(Given information)
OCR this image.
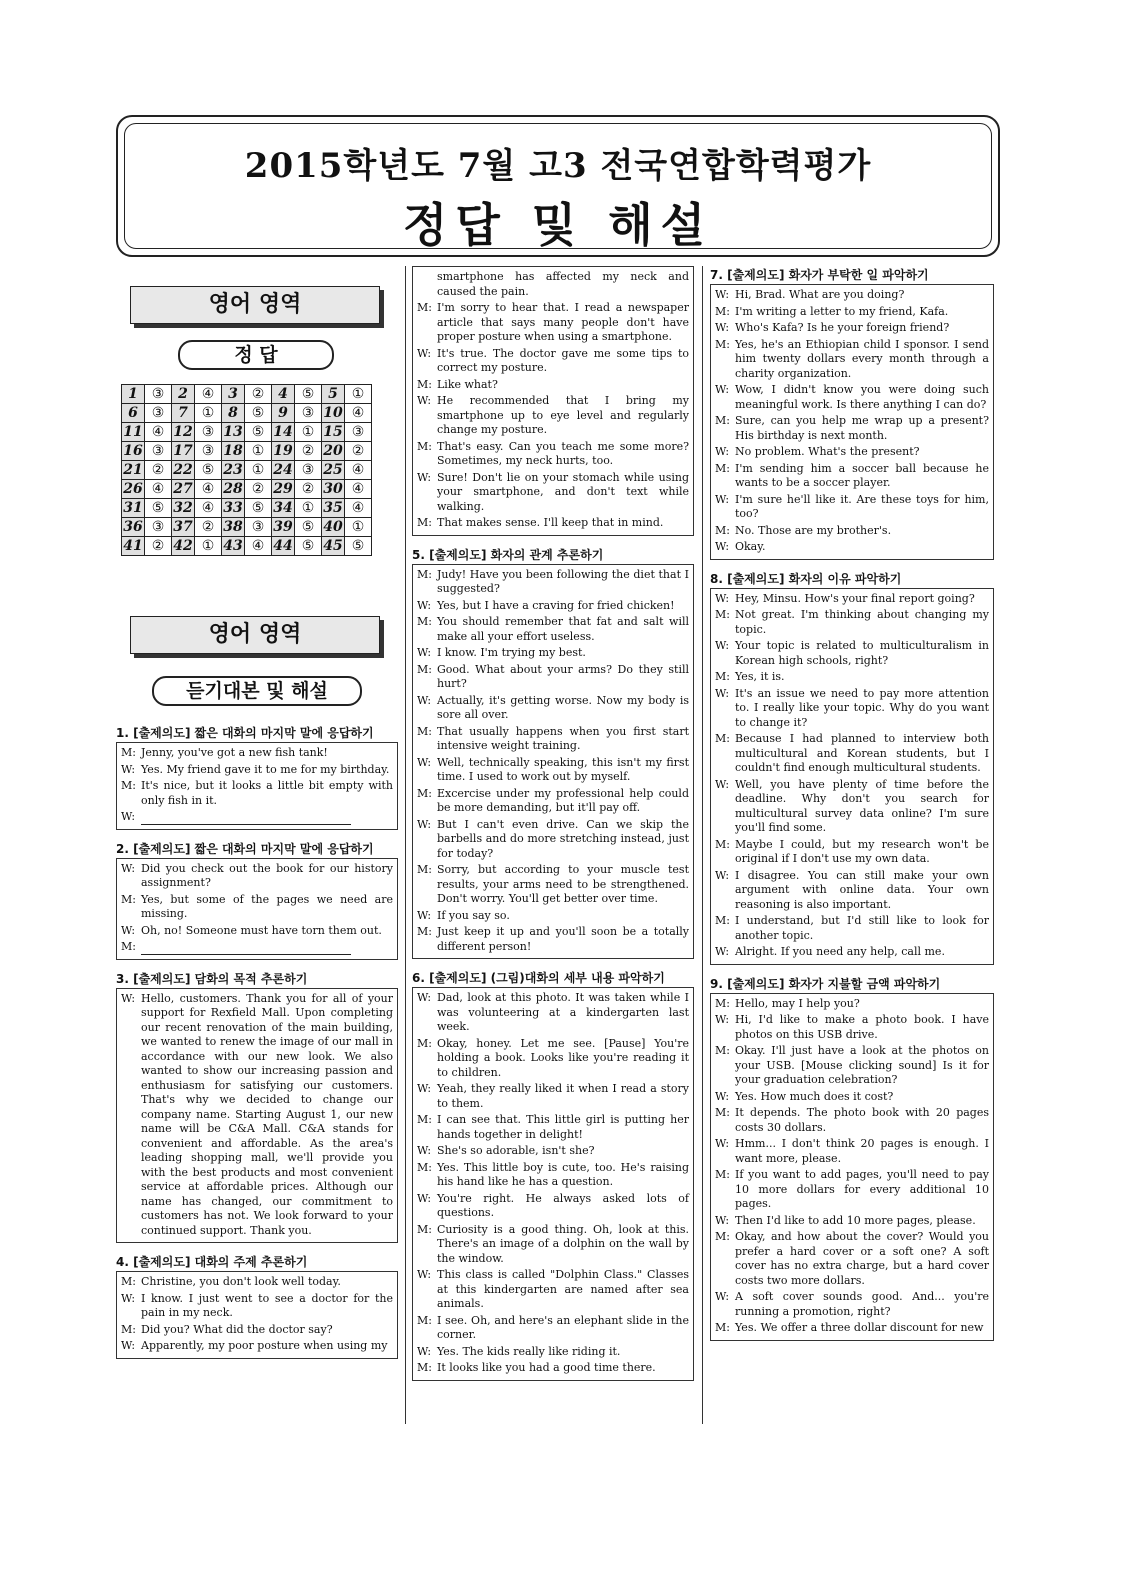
2015학년도 7월 고3 전국연합학력평가
정답 및 해설
영어 영역
정 답
1	③	2	④	3	②	4	⑤	5	①
6	③	7	①	8	⑤	9	③	10	④
11	④	12	③	13	⑤	14	①	15	③
16	③	17	③	18	①	19	②	20	②
21	②	22	⑤	23	①	24	③	25	④
26	④	27	④	28	②	29	②	30	④
31	⑤	32	④	33	⑤	34	①	35	④
36	③	37	②	38	③	39	⑤	40	①
41	②	42	①	43	④	44	⑤	45	⑤
영어 영역
듣기대본 및 해설
1. [출제의도] 짧은 대화의 마지막 말에 응답하기
M: Jenny, you've got a new fish tank!
W: Yes. My friend gave it to me for my birthday.
M: It's nice, but it looks a little bit empty with only fish in it.
W:
2. [출제의도] 짧은 대화의 마지막 말에 응답하기
W: Did you check out the book for our history assignment?
M: Yes, but some of the pages we need are missing.
W: Oh, no! Someone must have torn them out.
M:
3. [출제의도] 담화의 목적 추론하기
W: Hello, customers. Thank you for all of your support for Rexfield Mall. Upon completing our recent renovation of the main building, we wanted to renew the image of our mall in accordance with our new look. We also wanted to show our increasing passion and enthusiasm for satisfying our customers. That's why we decided to change our company name. Starting August 1, our new name will be C&A Mall. C&A stands for convenient and affordable. As the area's leading shopping mall, we'll provide you with the best products and most convenient service at affordable prices. Although our name has changed, our commitment to customers has not. We look forward to your continued support. Thank you.
4. [출제의도] 대화의 주제 추론하기
M: Christine, you don't look well today.
W: I know. I just went to see a doctor for the pain in my neck.
M: Did you? What did the doctor say?
W: Apparently, my poor posture when using my
smartphone has affected my neck and caused the pain.
M: I'm sorry to hear that. I read a newspaper article that says many people don't have proper posture when using a smartphone.
W: It's true. The doctor gave me some tips to correct my posture.
M: Like what?
W: He recommended that I bring my smartphone up to eye level and regularly change my posture.
M: That's easy. Can you teach me some more? Sometimes, my neck hurts, too.
W: Sure! Don't lie on your stomach while using your smartphone, and don't text while walking.
M: That makes sense. I'll keep that in mind.
5. [출제의도] 화자의 관계 추론하기
M: Judy! Have you been following the diet that I suggested?
W: Yes, but I have a craving for fried chicken!
M: You should remember that fat and salt will make all your effort useless.
W: I know. I'm trying my best.
M: Good. What about your arms? Do they still hurt?
W: Actually, it's getting worse. Now my body is sore all over.
M: That usually happens when you first start intensive weight training.
W: Well, technically speaking, this isn't my first time. I used to work out by myself.
M: Excercise under my professional help could be more demanding, but it'll pay off.
W: But I can't even drive. Can we skip the barbells and do more stretching instead, just for today?
M: Sorry, but according to your muscle test results, your arms need to be strengthened. Don't worry. You'll get better over time.
W: If you say so.
M: Just keep it up and you'll soon be a totally different person!
6. [출제의도] (그림)대화의 세부 내용 파악하기
W: Dad, look at this photo. It was taken while I was volunteering at a kindergarten last week.
M: Okay, honey. Let me see. [Pause] You're holding a book. Looks like you're reading it to children.
W: Yeah, they really liked it when I read a story to them.
M: I can see that. This little girl is putting her hands together in delight!
W: She's so adorable, isn't she?
M: Yes. This little boy is cute, too. He's raising his hand like he has a question.
W: You're right. He always asked lots of questions.
M: Curiosity is a good thing. Oh, look at this. There's an image of a dolphin on the wall by the window.
W: This class is called "Dolphin Class." Classes at this kindergarten are named after sea animals.
M: I see. Oh, and here's an elephant slide in the corner.
W: Yes. The kids really like riding it.
M: It looks like you had a good time there.
7. [출제의도] 화자가 부탁한 일 파악하기
W: Hi, Brad. What are you doing?
M: I'm writing a letter to my friend, Kafa.
W: Who's Kafa? Is he your foreign friend?
M: Yes, he's an Ethiopian child I sponsor. I send him twenty dollars every month through a charity organization.
W: Wow, I didn't know you were doing such meaningful work. Is there anything I can do?
M: Sure, can you help me wrap up a present? His birthday is next month.
W: No problem. What's the present?
M: I'm sending him a soccer ball because he wants to be a soccer player.
W: I'm sure he'll like it. Are these toys for him, too?
M: No. Those are my brother's.
W: Okay.
8. [출제의도] 화자의 이유 파악하기
W: Hey, Minsu. How's your final report going?
M: Not great. I'm thinking about changing my topic.
W: Your topic is related to multiculturalism in Korean high schools, right?
M: Yes, it is.
W: It's an issue we need to pay more attention to. I really like your topic. Why do you want to change it?
M: Because I had planned to interview both multicultural and Korean students, but I couldn't find enough multicultural students.
W: Well, you have plenty of time before the deadline. Why don't you search for multicultural survey data online? I'm sure you'll find some.
M: Maybe I could, but my research won't be original if I don't use my own data.
W: I disagree. You can still make your own argument with online data. Your own reasoning is also important.
M: I understand, but I'd still like to look for another topic.
W: Alright. If you need any help, call me.
9. [출제의도] 화자가 지불할 금액 파악하기
M: Hello, may I help you?
W: Hi, I'd like to make a photo book. I have photos on this USB drive.
M: Okay. I'll just have a look at the photos on your USB. [Mouse clicking sound] Is it for your graduation celebration?
W: Yes. How much does it cost?
M: It depends. The photo book with 20 pages costs 30 dollars.
W: Hmm... I don't think 20 pages is enough. I want more, please.
M: If you want to add pages, you'll need to pay 10 more dollars for every additional 10 pages.
W: Then I'd like to add 10 more pages, please.
M: Okay, and how about the cover? Would you prefer a hard cover or a soft one? A soft cover has no extra charge, but a hard cover costs two more dollars.
W: A soft cover sounds good. And... you're running a promotion, right?
M: Yes. We offer a three dollar discount for new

(Exercise) Reproduce the material in full, word for word, and omit the pictures.

(Exercise result)
OCR this image.
2015학년도 7월 고3 전국연합학력평가
정답 및 해설
영어 영역
정 답
1	③	2	④	3	②	4	⑤	5	①
6	③	7	①	8	⑤	9	③	10	④
11	④	12	③	13	⑤	14	①	15	③
16	③	17	③	18	①	19	②	20	②
21	②	22	⑤	23	①	24	③	25	④
26	④	27	④	28	②	29	②	30	④
31	⑤	32	④	33	⑤	34	①	35	④
36	③	37	②	38	③	39	⑤	40	①
41	②	42	①	43	④	44	⑤	45	⑤
영어 영역
듣기대본 및 해설
1. [출제의도] 짧은 대화의 마지막 말에 응답하기
M: Jenny, you've got a new fish tank!
W: Yes. My friend gave it to me for my birthday.
M: It's nice, but it looks a little bit empty with only fish in it.
W:
2. [출제의도] 짧은 대화의 마지막 말에 응답하기
W: Did you check out the book for our history assignment?
M: Yes, but some of the pages we need are missing.
W: Oh, no! Someone must have torn them out.
M:
3. [출제의도] 담화의 목적 추론하기
W: Hello, customers. Thank you for all of your support for Rexfield Mall. Upon completing our recent renovation of the main building, we wanted to renew the image of our mall in accordance with our new look. We also wanted to show our increasing passion and enthusiasm for satisfying our customers. That's why we decided to change our company name. Starting August 1, our new name will be C&A Mall. C&A stands for convenient and affordable. As the area's leading shopping mall, we'll provide you with the best products and most convenient service at affordable prices. Although our name has changed, our commitment to customers has not. We look forward to your continued support. Thank you.
4. [출제의도] 대화의 주제 추론하기
M: Christine, you don't look well today.
W: I know. I just went to see a doctor for the pain in my neck.
M: Did you? What did the doctor say?
W: Apparently, my poor posture when using my
smartphone has affected my neck and caused the pain.
M: I'm sorry to hear that. I read a newspaper article that says many people don't have proper posture when using a smartphone.
W: It's true. The doctor gave me some tips to correct my posture.
M: Like what?
W: He recommended that I bring my smartphone up to eye level and regularly change my posture.
M: That's easy. Can you teach me some more? Sometimes, my neck hurts, too.
W: Sure! Don't lie on your stomach while using your smartphone, and don't text while walking.
M: That makes sense. I'll keep that in mind.
5. [출제의도] 화자의 관계 추론하기
M: Judy! Have you been following the diet that I suggested?
W: Yes, but I have a craving for fried chicken!
M: You should remember that fat and salt will make all your effort useless.
W: I know. I'm trying my best.
M: Good. What about your arms? Do they still hurt?
W: Actually, it's getting worse. Now my body is sore all over.
M: That usually happens when you first start intensive weight training.
W: Well, technically speaking, this isn't my first time. I used to work out by myself.
M: Excercise under my professional help could be more demanding, but it'll pay off.
W: But I can't even drive. Can we skip the barbells and do more stretching instead, just for today?
M: Sorry, but according to your muscle test results, your arms need to be strengthened. Don't worry. You'll get better over time.
W: If you say so.
M: Just keep it up and you'll soon be a totally different person!
6. [출제의도] (그림)대화의 세부 내용 파악하기
W: Dad, look at this photo. It was taken while I was volunteering at a kindergarten last week.
M: Okay, honey. Let me see. [Pause] You're holding a book. Looks like you're reading it to children.
W: Yeah, they really liked it when I read a story to them.
M: I can see that. This little girl is putting her hands together in delight!
W: She's so adorable, isn't she?
M: Yes. This little boy is cute, too. He's raising his hand like he has a question.
W: You're right. He always asked lots of questions.
M: Curiosity is a good thing. Oh, look at this. There's an image of a dolphin on the wall by the window.
W: This class is called "Dolphin Class." Classes at this kindergarten are named after sea animals.
M: I see. Oh, and here's an elephant slide in the corner.
W: Yes. The kids really like riding it.
M: It looks like you had a good time there.
7. [출제의도] 화자가 부탁한 일 파악하기
W: Hi, Brad. What are you doing?
M: I'm writing a letter to my friend, Kafa.
W: Who's Kafa? Is he your foreign friend?
M: Yes, he's an Ethiopian child I sponsor. I send him twenty dollars every month through a charity organization.
W: Wow, I didn't know you were doing such meaningful work. Is there anything I can do?
M: Sure, can you help me wrap up a present? His birthday is next month.
W: No problem. What's the present?
M: I'm sending him a soccer ball because he wants to be a soccer player.
W: I'm sure he'll like it. Are these toys for him, too?
M: No. Those are my brother's.
W: Okay.
8. [출제의도] 화자의 이유 파악하기
W: Hey, Minsu. How's your final report going?
M: Not great. I'm thinking about changing my topic.
W: Your topic is related to multiculturalism in Korean high schools, right?
M: Yes, it is.
W: It's an issue we need to pay more attention to. I really like your topic. Why do you want to change it?
M: Because I had planned to interview both multicultural and Korean students, but I couldn't find enough multicultural students.
W: Well, you have plenty of time before the deadline. Why don't you search for multicultural survey data online? I'm sure you'll find some.
M: Maybe I could, but my research won't be original if I don't use my own data.
W: I disagree. You can still make your own argument with online data. Your own reasoning is also important.
M: I understand, but I'd still like to look for another topic.
W: Alright. If you need any help, call me.
9. [출제의도] 화자가 지불할 금액 파악하기
M: Hello, may I help you?
W: Hi, I'd like to make a photo book. I have photos on this USB drive.
M: Okay. I'll just have a look at the photos on your USB. [Mouse clicking sound] Is it for your graduation celebration?
W: Yes. How much does it cost?
M: It depends. The photo book with 20 pages costs 30 dollars.
W: Hmm... I don't think 20 pages is enough. I want more, please.
M: If you want to add pages, you'll need to pay 10 more dollars for every additional 10 pages.
W: Then I'd like to add 10 more pages, please.
M: Okay, and how about the cover? Would you prefer a hard cover or a soft one? A soft cover has no extra charge, but a hard cover costs two more dollars.
W: A soft cover sounds good. And... you're running a promotion, right?
M: Yes. We offer a three dollar discount for new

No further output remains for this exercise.